> Given task:
From the listing below, extract each line containing the string "yangi".

[Rows from a dataset]
>>>>>

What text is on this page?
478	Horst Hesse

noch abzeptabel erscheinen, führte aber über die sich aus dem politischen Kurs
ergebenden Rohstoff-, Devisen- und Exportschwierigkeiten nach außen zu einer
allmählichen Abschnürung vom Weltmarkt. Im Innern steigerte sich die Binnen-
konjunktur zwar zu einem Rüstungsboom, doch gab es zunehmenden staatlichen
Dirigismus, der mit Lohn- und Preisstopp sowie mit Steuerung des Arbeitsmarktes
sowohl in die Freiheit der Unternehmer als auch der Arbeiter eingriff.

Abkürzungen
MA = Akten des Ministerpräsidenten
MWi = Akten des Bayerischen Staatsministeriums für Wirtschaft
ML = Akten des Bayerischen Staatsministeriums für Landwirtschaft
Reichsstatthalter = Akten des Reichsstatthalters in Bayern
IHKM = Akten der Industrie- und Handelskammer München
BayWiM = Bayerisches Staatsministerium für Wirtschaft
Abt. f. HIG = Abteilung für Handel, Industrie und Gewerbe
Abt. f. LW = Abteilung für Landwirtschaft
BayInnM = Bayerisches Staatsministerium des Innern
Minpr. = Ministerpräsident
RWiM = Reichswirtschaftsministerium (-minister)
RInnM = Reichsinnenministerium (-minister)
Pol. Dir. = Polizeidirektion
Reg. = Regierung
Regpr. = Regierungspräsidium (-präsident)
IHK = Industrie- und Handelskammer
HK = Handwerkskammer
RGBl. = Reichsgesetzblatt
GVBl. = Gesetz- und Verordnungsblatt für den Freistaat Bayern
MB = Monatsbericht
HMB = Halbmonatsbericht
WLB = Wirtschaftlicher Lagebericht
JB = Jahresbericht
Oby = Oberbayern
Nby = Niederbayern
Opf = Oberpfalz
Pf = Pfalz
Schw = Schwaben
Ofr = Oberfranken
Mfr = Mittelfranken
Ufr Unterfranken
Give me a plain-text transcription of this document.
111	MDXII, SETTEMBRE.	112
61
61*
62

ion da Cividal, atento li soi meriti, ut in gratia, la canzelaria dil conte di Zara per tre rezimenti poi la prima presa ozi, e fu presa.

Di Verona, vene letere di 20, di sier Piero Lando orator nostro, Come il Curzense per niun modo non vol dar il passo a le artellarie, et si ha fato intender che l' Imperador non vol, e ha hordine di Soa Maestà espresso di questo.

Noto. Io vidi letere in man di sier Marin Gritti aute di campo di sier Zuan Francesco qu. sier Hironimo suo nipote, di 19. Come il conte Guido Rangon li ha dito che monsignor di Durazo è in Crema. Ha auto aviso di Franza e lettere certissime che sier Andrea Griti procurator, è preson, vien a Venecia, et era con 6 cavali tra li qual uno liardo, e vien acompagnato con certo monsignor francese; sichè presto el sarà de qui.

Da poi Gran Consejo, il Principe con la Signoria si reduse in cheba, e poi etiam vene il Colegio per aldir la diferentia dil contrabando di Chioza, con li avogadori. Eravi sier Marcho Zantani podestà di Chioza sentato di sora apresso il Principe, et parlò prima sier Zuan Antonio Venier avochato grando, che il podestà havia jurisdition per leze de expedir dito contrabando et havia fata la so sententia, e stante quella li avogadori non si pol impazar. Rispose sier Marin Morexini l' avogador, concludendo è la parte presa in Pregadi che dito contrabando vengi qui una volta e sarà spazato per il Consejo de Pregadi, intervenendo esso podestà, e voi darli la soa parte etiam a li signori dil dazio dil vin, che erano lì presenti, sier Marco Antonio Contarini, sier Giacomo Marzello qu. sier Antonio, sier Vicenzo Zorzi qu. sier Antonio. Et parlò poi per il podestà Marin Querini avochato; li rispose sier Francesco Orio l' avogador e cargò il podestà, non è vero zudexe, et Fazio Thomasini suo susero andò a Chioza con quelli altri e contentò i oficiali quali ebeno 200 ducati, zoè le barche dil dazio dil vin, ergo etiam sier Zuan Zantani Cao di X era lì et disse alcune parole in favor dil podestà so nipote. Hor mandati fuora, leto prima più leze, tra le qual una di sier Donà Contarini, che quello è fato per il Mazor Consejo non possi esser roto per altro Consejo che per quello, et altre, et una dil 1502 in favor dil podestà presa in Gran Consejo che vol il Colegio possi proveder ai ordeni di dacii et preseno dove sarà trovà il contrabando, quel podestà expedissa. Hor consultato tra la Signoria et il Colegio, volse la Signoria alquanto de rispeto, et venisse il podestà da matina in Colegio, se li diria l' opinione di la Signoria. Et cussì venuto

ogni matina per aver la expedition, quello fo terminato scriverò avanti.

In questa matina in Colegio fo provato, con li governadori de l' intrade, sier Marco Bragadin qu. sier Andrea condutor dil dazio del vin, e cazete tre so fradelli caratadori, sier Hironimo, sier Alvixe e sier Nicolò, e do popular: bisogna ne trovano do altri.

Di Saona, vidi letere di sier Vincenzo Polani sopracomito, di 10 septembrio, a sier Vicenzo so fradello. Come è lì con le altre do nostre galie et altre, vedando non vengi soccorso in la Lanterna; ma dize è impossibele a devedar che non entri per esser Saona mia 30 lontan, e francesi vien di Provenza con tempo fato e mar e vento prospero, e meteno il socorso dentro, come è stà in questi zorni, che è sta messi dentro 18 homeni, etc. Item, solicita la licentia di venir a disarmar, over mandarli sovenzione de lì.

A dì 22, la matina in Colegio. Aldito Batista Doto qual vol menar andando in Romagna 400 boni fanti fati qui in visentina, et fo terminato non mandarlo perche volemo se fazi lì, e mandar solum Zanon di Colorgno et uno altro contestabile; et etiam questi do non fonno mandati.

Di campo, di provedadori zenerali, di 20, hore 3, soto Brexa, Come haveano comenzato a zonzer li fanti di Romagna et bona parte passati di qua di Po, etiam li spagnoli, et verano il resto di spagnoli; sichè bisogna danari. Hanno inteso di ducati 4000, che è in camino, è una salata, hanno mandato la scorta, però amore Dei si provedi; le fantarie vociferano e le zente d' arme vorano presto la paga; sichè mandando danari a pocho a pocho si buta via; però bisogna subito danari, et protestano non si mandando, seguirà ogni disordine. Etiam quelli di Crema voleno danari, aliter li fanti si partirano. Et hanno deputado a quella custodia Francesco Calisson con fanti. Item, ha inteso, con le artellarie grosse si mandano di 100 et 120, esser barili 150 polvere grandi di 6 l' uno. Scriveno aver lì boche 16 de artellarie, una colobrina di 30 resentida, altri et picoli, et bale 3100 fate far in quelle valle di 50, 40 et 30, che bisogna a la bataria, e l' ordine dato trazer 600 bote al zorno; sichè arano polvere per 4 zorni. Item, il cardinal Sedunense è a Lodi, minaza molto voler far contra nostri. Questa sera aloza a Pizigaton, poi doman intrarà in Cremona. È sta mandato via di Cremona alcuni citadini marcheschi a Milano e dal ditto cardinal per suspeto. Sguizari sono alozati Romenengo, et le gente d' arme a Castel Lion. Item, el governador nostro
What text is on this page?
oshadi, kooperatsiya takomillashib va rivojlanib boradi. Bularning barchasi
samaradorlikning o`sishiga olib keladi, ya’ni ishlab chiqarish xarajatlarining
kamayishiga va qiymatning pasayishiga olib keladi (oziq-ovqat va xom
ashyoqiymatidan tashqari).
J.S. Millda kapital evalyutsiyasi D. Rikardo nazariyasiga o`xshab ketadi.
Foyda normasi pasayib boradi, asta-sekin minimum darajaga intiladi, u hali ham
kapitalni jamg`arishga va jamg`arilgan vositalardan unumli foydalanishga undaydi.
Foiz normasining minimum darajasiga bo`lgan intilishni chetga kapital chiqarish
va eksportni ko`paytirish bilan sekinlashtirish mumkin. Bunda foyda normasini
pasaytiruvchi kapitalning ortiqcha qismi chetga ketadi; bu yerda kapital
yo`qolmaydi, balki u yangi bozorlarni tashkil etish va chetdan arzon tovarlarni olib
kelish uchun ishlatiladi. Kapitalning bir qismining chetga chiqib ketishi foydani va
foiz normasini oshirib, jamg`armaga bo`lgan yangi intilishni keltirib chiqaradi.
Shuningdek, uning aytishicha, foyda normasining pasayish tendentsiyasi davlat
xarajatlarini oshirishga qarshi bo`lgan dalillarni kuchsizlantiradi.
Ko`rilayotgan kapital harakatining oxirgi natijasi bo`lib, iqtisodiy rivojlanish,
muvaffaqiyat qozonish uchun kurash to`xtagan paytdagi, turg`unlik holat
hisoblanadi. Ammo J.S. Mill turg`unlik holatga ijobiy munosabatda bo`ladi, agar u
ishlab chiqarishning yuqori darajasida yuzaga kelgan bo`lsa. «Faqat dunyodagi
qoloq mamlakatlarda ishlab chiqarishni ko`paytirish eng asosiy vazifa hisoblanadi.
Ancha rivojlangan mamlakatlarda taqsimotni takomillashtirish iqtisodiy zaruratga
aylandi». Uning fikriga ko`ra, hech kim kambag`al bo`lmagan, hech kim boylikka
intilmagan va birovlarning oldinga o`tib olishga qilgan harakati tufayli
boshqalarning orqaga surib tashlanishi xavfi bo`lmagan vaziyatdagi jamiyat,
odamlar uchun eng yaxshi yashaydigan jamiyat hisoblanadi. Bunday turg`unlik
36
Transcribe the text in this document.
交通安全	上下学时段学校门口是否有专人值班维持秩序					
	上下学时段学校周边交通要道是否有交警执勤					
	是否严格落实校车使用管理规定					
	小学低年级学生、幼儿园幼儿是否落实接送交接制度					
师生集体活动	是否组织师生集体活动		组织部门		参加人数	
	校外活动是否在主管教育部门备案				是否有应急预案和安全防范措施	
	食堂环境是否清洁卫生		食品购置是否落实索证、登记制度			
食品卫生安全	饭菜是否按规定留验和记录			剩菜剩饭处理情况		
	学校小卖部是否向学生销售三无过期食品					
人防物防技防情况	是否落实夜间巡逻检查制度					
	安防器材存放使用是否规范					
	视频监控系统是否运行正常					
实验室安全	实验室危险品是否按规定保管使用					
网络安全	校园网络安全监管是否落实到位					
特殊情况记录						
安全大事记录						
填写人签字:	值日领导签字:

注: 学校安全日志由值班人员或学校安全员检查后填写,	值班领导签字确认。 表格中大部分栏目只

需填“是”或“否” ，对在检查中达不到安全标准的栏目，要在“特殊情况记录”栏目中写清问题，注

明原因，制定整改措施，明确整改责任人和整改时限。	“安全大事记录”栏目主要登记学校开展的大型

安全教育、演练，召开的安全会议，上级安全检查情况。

<<<<<

> Full solution:
yo`qolmaydi, balki u yangi bozorlarni tashkil etish va chetdan arzon tovarlarni olib
foiz normasini oshirib, jamg`armaga bo`lgan yangi intilishni keltirib chiqaradi.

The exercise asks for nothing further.